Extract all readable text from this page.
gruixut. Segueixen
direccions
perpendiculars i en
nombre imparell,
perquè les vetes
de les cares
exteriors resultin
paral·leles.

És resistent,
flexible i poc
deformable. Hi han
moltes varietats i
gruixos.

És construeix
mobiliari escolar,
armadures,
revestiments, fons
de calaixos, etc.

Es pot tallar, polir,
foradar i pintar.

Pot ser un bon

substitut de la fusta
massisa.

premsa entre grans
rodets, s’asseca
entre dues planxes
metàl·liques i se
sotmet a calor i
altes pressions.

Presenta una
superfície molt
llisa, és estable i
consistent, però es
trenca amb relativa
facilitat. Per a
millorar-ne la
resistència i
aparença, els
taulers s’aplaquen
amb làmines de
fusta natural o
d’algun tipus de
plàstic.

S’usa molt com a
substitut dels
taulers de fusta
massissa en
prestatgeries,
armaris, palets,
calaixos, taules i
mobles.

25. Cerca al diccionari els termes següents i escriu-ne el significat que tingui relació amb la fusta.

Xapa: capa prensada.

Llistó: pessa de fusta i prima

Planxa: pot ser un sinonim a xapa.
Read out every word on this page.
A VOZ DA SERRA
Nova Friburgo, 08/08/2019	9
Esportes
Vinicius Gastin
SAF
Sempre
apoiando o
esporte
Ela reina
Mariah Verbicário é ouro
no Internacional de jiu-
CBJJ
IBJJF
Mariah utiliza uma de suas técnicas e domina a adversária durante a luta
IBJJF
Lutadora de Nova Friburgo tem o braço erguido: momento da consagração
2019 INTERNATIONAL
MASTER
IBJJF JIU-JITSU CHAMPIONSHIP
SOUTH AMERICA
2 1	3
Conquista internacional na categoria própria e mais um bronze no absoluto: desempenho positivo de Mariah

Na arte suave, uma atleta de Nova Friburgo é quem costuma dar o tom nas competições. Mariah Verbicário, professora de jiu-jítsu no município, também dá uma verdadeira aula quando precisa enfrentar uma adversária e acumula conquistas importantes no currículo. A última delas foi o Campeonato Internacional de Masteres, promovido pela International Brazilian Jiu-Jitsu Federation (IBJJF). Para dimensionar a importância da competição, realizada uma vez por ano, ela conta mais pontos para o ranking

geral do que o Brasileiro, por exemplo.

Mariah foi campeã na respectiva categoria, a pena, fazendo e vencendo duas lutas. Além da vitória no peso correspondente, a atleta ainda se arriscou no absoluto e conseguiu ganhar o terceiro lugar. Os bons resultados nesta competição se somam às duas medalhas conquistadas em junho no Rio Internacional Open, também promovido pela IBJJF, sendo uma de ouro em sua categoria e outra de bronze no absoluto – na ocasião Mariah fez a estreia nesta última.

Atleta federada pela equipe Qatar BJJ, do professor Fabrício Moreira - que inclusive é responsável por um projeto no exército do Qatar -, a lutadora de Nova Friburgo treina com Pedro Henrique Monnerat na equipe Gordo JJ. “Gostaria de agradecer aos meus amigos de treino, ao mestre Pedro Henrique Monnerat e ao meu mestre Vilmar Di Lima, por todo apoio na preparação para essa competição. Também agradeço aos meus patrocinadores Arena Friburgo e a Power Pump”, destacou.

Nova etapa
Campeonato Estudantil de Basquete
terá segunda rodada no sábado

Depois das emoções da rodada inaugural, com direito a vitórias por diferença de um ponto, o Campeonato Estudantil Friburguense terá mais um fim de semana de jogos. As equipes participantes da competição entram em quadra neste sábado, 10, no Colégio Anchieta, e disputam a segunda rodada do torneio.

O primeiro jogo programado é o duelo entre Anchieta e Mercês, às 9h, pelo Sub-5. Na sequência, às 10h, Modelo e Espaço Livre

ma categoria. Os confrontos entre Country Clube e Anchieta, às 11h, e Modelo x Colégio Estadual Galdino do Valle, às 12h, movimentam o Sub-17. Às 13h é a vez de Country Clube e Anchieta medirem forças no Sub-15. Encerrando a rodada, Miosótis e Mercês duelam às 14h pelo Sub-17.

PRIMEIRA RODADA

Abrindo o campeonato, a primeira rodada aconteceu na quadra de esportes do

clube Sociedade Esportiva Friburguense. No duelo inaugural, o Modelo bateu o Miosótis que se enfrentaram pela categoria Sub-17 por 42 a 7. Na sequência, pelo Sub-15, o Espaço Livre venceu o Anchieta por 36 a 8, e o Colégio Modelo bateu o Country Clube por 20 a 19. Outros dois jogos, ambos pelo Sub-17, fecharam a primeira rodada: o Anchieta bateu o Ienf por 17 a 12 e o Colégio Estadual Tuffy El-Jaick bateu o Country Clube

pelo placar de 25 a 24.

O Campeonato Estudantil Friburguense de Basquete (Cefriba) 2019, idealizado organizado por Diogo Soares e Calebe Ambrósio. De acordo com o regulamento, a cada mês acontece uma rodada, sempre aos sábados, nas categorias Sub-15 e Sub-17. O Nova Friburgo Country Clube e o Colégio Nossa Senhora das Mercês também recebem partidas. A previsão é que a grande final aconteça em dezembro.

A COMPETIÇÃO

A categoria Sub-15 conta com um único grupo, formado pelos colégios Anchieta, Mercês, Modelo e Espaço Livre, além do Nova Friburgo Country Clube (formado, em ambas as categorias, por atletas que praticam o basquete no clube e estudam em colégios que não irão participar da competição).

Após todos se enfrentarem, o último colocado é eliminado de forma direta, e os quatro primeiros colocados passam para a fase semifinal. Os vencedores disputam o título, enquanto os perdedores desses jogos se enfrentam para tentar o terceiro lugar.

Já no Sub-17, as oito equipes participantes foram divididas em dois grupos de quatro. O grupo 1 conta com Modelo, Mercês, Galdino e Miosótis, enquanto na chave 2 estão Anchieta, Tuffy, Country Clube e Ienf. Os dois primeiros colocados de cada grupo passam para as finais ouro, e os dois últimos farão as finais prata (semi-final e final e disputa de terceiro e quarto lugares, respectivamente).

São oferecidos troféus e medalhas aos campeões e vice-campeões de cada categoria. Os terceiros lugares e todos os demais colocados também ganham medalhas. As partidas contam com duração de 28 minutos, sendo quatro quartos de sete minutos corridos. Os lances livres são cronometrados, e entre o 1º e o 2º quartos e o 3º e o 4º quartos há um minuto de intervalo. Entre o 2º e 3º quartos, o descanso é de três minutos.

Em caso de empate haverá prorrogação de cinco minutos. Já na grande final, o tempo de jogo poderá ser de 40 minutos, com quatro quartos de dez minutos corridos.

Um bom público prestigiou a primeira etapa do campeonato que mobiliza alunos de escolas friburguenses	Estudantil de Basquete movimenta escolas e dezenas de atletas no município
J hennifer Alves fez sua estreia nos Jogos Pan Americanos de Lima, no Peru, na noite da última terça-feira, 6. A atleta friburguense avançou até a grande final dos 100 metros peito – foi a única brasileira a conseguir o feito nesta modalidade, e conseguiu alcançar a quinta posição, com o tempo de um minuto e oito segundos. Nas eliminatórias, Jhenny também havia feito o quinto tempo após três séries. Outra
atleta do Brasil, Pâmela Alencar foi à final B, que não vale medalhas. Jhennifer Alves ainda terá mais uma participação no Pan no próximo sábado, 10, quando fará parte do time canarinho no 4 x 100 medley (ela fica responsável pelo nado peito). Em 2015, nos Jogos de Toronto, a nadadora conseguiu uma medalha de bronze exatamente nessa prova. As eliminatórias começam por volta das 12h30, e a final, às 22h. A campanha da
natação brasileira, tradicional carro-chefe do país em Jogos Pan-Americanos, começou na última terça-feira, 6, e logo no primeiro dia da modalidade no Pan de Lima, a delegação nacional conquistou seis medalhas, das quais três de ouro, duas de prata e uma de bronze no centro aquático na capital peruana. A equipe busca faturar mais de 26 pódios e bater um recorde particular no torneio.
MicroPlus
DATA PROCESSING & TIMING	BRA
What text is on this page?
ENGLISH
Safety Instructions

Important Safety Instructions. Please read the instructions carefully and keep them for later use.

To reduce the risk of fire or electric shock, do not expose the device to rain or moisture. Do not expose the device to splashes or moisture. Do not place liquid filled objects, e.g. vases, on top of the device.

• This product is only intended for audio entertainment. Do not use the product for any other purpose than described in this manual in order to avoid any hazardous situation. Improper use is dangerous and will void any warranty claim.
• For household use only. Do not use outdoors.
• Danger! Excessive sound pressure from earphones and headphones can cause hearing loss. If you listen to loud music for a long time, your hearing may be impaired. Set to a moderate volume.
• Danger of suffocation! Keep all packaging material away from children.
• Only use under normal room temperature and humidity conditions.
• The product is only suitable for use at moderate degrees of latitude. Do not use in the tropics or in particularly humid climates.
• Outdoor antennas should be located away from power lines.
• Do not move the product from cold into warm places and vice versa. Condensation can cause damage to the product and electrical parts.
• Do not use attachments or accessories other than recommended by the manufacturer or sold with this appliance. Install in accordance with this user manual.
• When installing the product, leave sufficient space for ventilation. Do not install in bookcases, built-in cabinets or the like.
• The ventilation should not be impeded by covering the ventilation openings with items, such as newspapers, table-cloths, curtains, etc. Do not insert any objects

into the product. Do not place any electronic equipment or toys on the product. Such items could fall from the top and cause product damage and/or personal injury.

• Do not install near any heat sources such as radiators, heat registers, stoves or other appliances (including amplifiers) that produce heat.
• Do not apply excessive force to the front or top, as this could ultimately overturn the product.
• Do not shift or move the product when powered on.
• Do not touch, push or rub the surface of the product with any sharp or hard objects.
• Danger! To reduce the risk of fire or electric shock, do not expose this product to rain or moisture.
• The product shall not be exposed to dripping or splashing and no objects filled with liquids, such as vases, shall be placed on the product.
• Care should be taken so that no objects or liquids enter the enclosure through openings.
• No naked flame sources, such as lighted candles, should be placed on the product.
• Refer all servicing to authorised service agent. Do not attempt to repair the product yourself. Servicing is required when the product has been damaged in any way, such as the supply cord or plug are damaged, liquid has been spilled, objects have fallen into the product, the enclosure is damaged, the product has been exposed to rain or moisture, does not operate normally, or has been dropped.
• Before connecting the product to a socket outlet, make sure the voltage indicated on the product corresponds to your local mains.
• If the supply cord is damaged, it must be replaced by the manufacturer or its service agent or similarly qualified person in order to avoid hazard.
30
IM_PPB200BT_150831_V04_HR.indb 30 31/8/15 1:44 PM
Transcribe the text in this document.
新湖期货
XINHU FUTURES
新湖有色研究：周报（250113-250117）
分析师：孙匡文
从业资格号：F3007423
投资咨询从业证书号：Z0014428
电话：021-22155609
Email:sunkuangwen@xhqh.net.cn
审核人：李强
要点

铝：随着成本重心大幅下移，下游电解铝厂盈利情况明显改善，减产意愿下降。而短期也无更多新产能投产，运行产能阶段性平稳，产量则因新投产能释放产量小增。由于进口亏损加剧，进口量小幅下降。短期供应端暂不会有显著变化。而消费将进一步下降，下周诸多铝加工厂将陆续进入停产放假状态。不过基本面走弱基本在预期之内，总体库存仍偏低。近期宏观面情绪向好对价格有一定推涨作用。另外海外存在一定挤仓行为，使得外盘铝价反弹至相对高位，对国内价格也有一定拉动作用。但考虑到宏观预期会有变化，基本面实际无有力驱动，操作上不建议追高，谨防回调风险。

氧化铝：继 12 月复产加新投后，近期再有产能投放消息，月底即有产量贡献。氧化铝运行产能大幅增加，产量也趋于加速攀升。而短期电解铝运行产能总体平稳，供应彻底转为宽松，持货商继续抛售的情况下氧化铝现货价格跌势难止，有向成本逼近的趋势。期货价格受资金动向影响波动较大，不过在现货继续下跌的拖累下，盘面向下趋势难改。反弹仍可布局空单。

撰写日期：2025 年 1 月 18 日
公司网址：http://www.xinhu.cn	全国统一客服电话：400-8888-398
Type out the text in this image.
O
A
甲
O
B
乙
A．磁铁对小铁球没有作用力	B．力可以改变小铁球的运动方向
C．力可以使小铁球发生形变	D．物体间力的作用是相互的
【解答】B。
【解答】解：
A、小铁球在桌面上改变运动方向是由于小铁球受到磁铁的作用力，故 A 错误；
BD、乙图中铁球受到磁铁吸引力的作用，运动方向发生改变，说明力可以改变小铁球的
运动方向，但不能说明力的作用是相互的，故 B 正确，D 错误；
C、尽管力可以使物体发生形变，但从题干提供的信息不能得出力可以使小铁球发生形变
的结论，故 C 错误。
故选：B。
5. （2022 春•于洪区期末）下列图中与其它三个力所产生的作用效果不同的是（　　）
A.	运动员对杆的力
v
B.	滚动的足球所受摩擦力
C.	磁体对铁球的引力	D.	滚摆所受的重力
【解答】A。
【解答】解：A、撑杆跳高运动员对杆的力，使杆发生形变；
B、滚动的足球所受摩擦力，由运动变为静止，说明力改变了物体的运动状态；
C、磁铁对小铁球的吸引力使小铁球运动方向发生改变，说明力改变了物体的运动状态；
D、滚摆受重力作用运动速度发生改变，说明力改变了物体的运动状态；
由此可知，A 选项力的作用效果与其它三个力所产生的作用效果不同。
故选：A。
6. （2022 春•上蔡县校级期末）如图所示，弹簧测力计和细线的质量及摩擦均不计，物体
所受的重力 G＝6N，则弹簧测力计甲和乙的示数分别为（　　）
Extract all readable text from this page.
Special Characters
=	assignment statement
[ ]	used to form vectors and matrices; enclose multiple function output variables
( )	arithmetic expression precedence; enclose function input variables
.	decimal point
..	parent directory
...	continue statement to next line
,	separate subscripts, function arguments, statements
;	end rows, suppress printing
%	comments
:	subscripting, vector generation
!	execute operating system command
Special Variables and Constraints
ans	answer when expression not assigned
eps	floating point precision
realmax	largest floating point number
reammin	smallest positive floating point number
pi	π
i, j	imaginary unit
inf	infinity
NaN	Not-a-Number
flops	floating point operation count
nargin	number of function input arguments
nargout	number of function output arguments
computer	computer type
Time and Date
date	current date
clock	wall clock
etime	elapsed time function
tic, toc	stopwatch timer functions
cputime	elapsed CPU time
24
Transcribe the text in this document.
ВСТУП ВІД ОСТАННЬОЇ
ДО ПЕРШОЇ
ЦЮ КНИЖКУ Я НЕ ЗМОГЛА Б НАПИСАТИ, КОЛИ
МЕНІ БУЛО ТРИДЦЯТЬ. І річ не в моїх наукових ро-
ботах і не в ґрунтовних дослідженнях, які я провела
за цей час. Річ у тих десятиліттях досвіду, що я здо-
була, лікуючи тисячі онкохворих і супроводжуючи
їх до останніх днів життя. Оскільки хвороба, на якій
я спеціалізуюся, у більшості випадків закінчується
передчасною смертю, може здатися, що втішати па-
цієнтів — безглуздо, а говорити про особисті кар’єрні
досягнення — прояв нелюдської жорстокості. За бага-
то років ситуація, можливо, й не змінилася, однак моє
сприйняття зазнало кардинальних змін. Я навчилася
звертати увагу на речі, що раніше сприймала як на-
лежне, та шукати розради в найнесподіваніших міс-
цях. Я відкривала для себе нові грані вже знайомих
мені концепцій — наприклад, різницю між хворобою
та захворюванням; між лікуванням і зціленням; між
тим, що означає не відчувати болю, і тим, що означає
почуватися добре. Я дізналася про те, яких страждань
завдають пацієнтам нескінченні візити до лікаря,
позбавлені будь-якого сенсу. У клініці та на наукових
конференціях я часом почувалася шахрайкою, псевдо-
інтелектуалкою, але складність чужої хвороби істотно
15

**Task:** Find all lines holding the string "openings" and copy them.

**Response to the exercise:**
• The ventilation should not be impeded by covering the ventilation openings with items, such as newspapers, table-cloths, curtains, etc. Do not insert any objects
• Care should be taken so that no objects or liquids enter the enclosure through openings.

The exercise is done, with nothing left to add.